**To do**
Select every line below containing the word "content".

**Stored records**

^^^^^^^^^^^^^^^^

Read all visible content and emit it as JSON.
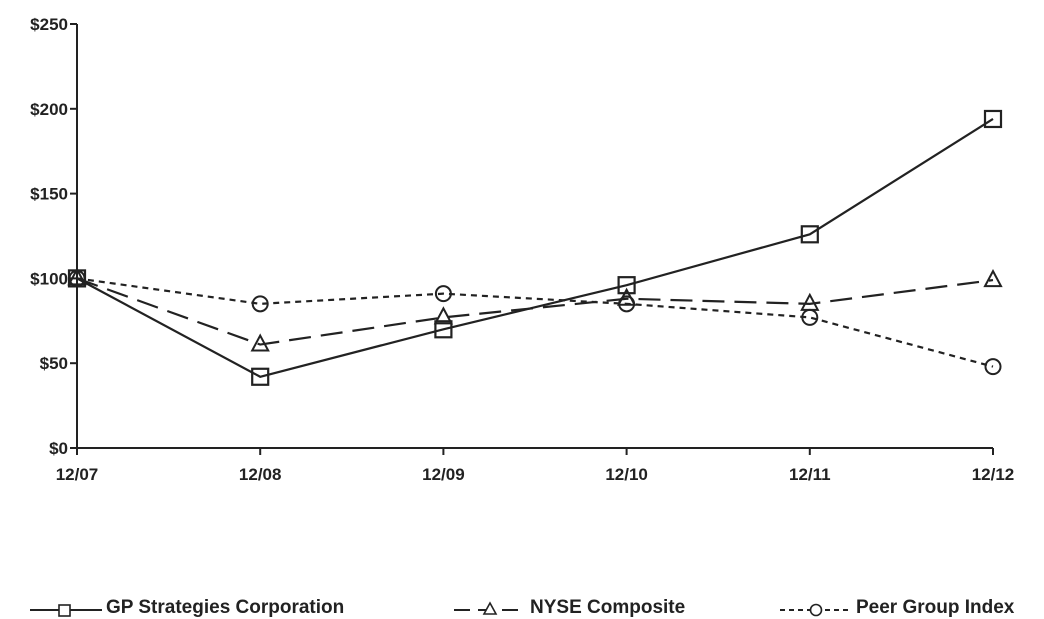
{
  "chart_data": {
    "type": "line",
    "categories": [
      "12/07",
      "12/08",
      "12/09",
      "12/10",
      "12/11",
      "12/12"
    ],
    "ylim": [
      0,
      250
    ],
    "yticks": [
      0,
      50,
      100,
      150,
      200,
      250
    ],
    "ytick_labels": [
      "$0",
      "$50",
      "$100",
      "$150",
      "$200",
      "$250"
    ],
    "grid": false,
    "legend_position": "bottom",
    "series": [
      {
        "name": "GP Strategies Corporation",
        "values": [
          100,
          42,
          70,
          96,
          126,
          194
        ],
        "marker": "square",
        "line_style": "solid",
        "color": "#222222"
      },
      {
        "name": "NYSE Composite",
        "values": [
          100,
          61,
          77,
          88,
          85,
          99
        ],
        "marker": "triangle",
        "line_style": "dashed",
        "color": "#222222"
      },
      {
        "name": "Peer Group Index",
        "values": [
          100,
          85,
          91,
          85,
          77,
          48
        ],
        "marker": "circle",
        "line_style": "dotted",
        "color": "#222222"
      }
    ]
  }
}
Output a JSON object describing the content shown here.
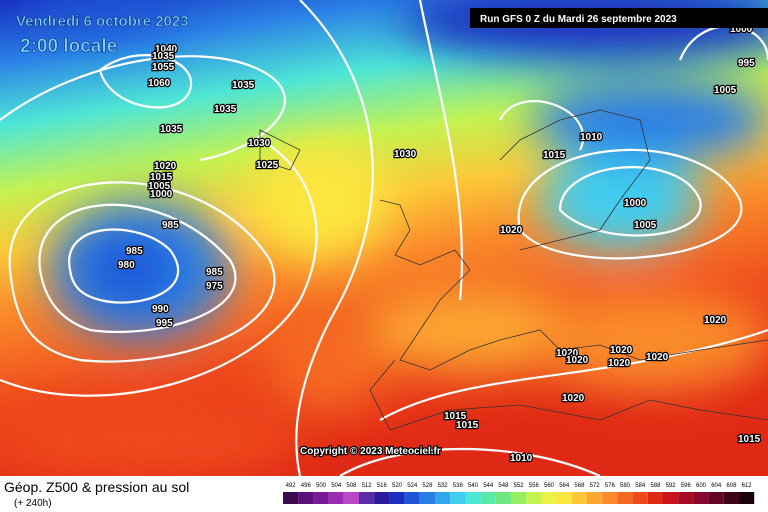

^^^^^^^^^^^^^^^^

**Final answer**
Read all visible content and emit it as JSON.
Output a JSON object describing the content shown here.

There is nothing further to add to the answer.